- Tujuan Latihan: Bisakah Anda menuliskan ulang kata demi kata bagian kutipan tentang Kampung Ketupat, mulai dari "Kampung Ketupat berada" sampai dengan "dari daun Nipah."?

Kampung Ketupat bukan sekadar sentra produksi ketupat, tetapi juga saksi bisu perjalanan panjang tradisi kuliner yang tak lekang oleh waktu. Di sini, ketupat bukan hanya makanan, tetapi juga warisan nenek moyang, yang kini jadi mata pencaharian masyarakat setempat.

Kampung Ketupat berada di bantaran Sungai Mahakam (niaga.asia/Nur Asih Damayanti)

“Kalau di keluarga saya, usaha ketupat ini sudah turun-temurun. Mulai dari nenek saya, lanjut ke orang tua, dan saat ini saya. Makanya nenek saya di sini digelari pelanggan dan masyarakat sekitar sebagai nenek ketupat,” ujarnya.

Kemampuan menganyam selongsong dan membuat ketupat ini, sudah didapatkan Adelin sejak dia duduk di bangku sekolah dasar (SD) tahun 90-an lalu.

“Saya sudah belajar dan bisa membuat ketupat ini sejak kelas 3 SD,” terangnya.

Adelin bercerita, saat itu kendaraan yang digunakan neneknya untuk berjualan ketupat ini hanyalah perahu tradisional tanpa mesin, menghantarkan ratusan ketupat setiap harinya ke para pelanggan di Pasar Pagi dan Pasar Segiri.

Selain berjualan ketupat, nenek Adelin yakni nenek Aluh juga berjualan rokok linting dari daun Nipah.

“Lama sudah nenek tu berjualan ketupat, bedayuh pakai perahu manual ke pasar-pasar, karena belum ada mesin kan waktu itu. Sekarang nenek sudah meninggal,” ujarnya.

Setiap harinya, Adelin mampu membuat satu selongsong ketupat dalam 10 detik. Keahlian ini membuatnya sering memenangkan lomba menganyam ketupat di Kampung Ketupat.

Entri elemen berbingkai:
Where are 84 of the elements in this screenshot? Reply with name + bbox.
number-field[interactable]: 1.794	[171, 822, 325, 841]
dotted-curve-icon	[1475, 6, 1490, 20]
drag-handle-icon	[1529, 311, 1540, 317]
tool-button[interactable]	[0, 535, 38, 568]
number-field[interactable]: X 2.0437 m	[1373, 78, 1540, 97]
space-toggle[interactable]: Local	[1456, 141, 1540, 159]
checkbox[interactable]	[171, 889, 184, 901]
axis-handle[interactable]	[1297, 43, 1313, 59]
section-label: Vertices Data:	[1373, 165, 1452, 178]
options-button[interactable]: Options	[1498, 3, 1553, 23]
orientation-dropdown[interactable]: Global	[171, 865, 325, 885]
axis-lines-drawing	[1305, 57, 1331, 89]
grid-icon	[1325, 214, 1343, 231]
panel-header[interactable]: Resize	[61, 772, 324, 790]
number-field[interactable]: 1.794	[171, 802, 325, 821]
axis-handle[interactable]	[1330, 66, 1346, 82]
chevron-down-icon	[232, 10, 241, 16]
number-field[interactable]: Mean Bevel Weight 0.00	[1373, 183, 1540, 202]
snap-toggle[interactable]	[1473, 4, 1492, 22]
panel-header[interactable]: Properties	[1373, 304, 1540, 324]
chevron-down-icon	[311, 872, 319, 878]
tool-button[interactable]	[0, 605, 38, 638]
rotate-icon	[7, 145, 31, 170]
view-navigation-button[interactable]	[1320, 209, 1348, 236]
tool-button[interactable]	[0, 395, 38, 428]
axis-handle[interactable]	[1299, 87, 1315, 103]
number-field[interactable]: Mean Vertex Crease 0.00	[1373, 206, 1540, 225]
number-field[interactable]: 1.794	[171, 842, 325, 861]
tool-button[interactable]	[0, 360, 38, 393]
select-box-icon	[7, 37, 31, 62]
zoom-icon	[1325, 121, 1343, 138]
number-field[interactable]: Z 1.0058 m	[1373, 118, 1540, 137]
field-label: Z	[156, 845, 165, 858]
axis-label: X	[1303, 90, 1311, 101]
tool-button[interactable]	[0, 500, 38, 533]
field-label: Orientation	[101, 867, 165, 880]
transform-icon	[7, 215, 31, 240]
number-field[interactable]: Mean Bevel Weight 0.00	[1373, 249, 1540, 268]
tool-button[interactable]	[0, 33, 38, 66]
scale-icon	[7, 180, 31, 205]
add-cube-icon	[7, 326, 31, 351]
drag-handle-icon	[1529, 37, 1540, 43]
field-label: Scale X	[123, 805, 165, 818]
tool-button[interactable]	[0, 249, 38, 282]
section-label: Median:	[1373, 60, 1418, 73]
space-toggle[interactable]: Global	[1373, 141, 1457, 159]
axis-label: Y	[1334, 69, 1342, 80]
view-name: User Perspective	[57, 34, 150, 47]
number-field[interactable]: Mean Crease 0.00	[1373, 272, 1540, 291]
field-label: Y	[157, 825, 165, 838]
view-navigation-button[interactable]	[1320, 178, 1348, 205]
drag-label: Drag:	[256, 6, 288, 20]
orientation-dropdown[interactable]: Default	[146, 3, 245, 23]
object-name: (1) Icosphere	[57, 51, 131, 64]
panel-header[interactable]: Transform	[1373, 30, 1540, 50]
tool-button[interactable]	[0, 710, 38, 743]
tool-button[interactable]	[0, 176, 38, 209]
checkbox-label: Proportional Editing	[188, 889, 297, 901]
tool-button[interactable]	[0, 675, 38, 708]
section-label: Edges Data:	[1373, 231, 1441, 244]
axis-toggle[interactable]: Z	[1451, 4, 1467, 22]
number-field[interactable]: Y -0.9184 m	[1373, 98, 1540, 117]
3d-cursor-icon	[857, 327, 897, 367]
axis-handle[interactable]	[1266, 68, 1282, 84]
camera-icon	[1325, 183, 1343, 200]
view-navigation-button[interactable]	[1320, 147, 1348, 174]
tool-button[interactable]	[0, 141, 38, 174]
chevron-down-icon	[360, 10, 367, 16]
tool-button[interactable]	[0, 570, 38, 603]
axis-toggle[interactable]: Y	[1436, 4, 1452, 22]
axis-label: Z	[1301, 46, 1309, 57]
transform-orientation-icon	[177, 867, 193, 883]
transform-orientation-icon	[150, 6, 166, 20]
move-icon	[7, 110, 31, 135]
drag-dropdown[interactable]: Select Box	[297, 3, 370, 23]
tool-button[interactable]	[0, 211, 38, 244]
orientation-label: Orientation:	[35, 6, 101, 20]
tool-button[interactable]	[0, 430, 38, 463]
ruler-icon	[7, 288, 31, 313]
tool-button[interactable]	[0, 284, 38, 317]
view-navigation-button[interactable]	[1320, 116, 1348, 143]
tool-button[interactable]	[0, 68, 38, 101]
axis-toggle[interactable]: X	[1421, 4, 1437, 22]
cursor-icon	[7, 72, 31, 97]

- Hasil yang Diharapkan:
Kampung Ketupat berada di bantaran Sungai Mahakam (niaga.asia/Nur Asih Damayanti)

“Kalau di keluarga saya, usaha ketupat ini sudah turun-temurun. Mulai dari nenek saya, lanjut ke orang tua, dan saat ini saya. Makanya nenek saya di sini digelari pelanggan dan masyarakat sekitar sebagai nenek ketupat,” ujarnya.

Kemampuan menganyam selongsong dan membuat ketupat ini, sudah didapatkan Adelin sejak dia duduk di bangku sekolah dasar (SD) tahun 90-an lalu.

“Saya sudah belajar dan bisa membuat ketupat ini sejak kelas 3 SD,” terangnya.

Adelin bercerita, saat itu kendaraan yang digunakan neneknya untuk berjualan ketupat ini hanyalah perahu tradisional tanpa mesin, menghantarkan ratusan ketupat setiap harinya ke para pelanggan di Pasar Pagi dan Pasar Segiri.

Selain berjualan ketupat, nenek Adelin yakni nenek Aluh juga berjualan rokok linting dari daun Nipah.